** Begin Task input **

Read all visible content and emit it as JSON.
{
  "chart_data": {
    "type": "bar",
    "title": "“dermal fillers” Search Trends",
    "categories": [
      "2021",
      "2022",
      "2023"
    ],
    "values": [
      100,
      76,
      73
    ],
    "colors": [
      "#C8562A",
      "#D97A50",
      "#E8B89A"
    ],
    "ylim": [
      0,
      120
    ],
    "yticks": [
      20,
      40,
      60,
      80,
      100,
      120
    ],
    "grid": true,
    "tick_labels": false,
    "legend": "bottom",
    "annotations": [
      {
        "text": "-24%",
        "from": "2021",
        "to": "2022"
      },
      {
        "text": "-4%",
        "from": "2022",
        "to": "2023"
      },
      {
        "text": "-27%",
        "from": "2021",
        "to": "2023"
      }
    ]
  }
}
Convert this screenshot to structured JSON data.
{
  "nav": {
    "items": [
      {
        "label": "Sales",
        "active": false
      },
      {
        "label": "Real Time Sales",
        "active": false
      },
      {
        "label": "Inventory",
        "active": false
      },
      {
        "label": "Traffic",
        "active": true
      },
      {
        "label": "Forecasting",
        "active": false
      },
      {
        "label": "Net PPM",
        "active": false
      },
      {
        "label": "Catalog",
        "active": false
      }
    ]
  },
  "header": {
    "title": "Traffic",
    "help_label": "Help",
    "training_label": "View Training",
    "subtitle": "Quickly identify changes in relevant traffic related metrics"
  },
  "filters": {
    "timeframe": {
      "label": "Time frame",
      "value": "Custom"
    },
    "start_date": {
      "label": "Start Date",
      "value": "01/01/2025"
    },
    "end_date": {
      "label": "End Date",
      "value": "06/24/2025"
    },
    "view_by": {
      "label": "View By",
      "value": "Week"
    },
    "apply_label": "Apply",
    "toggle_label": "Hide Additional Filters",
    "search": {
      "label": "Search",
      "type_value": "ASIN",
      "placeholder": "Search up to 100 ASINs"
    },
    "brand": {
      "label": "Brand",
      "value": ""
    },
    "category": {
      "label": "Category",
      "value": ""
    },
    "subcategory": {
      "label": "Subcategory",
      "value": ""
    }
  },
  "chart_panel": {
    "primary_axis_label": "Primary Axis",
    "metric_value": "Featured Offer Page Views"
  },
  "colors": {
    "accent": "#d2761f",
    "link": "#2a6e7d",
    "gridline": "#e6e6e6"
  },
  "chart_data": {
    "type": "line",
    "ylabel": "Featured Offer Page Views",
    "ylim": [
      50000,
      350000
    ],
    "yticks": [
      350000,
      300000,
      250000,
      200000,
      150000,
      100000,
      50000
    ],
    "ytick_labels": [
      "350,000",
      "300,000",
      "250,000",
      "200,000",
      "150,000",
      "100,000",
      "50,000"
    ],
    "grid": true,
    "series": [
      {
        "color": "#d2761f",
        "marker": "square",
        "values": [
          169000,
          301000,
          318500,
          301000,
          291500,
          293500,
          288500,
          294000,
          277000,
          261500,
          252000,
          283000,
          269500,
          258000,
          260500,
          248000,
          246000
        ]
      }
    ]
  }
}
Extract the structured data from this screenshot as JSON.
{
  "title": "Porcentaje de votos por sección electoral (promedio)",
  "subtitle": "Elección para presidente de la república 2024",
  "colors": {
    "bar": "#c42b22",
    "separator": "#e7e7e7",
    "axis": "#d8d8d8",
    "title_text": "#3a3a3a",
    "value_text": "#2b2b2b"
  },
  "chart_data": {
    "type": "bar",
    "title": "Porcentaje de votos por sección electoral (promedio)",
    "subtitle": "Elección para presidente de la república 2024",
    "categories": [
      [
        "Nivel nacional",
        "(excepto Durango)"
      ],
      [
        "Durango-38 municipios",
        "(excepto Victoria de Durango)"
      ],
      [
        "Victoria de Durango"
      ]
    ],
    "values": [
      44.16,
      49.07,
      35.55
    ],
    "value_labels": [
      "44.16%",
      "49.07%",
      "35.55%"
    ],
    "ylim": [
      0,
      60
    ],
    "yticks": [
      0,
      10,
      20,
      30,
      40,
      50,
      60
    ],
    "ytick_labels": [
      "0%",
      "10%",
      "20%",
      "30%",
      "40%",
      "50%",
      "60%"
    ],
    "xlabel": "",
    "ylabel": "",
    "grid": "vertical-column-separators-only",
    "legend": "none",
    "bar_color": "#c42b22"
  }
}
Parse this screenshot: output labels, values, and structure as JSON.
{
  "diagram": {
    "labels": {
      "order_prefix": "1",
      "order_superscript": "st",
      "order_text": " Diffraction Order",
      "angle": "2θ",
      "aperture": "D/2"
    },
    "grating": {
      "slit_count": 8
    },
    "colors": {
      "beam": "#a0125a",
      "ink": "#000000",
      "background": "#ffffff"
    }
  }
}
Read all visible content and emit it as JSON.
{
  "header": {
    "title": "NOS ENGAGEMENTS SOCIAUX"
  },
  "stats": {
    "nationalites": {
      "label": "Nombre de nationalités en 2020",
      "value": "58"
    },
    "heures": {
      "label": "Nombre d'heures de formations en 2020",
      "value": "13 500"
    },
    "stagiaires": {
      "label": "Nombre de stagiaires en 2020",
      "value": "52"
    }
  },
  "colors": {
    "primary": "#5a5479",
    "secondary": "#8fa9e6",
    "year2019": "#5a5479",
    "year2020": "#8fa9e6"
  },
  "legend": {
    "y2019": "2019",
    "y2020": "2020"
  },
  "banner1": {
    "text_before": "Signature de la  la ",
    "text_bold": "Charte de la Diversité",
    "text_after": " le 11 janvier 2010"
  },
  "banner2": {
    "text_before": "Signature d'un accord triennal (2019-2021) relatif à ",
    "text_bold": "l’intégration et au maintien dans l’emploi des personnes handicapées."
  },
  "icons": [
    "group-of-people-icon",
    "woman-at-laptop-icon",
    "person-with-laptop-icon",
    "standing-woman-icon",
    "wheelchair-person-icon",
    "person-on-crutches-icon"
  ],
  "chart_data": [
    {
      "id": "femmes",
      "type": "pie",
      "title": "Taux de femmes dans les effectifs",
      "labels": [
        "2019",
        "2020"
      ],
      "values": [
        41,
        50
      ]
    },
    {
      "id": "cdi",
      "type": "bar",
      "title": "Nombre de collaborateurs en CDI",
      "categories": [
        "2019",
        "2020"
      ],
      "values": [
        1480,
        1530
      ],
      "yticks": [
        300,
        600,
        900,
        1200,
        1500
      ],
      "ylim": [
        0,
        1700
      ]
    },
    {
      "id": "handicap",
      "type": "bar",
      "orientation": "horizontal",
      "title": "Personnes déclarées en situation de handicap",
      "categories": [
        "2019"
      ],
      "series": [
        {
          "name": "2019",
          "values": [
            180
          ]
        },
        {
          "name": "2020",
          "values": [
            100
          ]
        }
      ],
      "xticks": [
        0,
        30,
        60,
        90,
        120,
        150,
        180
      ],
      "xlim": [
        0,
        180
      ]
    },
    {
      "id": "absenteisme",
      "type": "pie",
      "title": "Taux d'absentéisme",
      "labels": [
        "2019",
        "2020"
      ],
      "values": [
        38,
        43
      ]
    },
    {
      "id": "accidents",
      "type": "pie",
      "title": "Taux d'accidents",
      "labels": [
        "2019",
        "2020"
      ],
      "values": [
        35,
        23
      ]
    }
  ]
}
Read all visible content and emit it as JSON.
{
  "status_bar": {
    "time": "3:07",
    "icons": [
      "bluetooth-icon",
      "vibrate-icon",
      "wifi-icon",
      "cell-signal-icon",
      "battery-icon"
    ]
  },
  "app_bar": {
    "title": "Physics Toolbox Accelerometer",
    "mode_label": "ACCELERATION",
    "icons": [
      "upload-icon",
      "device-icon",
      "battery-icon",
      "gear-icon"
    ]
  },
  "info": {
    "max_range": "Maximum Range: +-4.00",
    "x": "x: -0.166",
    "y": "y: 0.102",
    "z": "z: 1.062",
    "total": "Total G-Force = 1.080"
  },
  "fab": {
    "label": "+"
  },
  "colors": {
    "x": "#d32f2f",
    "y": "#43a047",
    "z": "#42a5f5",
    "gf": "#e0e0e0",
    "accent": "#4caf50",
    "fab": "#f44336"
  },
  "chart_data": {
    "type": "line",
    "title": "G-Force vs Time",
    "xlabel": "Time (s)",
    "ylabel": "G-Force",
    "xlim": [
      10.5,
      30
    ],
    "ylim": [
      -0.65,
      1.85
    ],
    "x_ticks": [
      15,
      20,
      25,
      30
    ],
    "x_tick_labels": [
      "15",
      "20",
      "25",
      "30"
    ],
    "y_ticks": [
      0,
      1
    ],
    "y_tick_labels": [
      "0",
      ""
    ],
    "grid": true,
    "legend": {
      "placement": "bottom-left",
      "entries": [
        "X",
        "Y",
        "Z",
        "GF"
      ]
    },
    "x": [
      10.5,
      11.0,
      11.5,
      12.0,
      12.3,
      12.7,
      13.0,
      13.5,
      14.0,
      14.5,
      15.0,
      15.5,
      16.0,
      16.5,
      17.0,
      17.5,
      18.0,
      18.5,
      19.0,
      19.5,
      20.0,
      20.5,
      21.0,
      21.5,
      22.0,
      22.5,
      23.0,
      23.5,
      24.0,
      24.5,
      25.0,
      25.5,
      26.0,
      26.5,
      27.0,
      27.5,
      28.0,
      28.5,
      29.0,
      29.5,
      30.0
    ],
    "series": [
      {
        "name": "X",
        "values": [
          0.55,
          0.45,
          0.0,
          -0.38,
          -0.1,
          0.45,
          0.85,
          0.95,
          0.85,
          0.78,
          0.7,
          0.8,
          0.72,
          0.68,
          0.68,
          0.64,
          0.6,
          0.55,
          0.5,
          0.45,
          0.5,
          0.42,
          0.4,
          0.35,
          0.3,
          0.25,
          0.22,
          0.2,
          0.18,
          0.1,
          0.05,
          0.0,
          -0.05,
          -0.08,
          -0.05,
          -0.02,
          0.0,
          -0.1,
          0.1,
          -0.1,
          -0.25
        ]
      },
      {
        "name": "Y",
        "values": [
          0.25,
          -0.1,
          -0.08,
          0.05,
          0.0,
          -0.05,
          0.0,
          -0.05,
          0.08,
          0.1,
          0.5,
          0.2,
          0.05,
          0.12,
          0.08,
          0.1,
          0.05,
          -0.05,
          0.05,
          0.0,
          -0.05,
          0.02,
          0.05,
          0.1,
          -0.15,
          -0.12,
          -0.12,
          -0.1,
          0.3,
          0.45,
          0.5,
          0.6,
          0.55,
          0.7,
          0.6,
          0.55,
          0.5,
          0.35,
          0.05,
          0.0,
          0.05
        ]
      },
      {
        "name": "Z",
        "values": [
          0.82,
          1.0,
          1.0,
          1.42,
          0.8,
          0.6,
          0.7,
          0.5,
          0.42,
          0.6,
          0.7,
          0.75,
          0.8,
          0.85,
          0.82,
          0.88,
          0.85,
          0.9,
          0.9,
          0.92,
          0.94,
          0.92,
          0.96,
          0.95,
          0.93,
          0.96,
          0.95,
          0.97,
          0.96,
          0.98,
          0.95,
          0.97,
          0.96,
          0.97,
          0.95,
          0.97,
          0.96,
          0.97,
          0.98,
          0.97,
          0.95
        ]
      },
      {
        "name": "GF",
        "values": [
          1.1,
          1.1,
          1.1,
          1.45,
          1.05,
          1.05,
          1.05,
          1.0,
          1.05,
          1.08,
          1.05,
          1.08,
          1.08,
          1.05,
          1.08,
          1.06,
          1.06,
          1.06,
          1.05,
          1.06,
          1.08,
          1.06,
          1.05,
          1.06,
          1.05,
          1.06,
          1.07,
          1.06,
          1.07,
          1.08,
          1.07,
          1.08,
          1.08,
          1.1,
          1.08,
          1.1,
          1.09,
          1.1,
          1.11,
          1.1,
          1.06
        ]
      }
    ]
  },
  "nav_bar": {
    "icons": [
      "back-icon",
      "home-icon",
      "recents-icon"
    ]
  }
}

** End Task input **

- _Instructions to follow_
Give the number of lines where the string "woman" occurs, without any further text.

- _The response_
2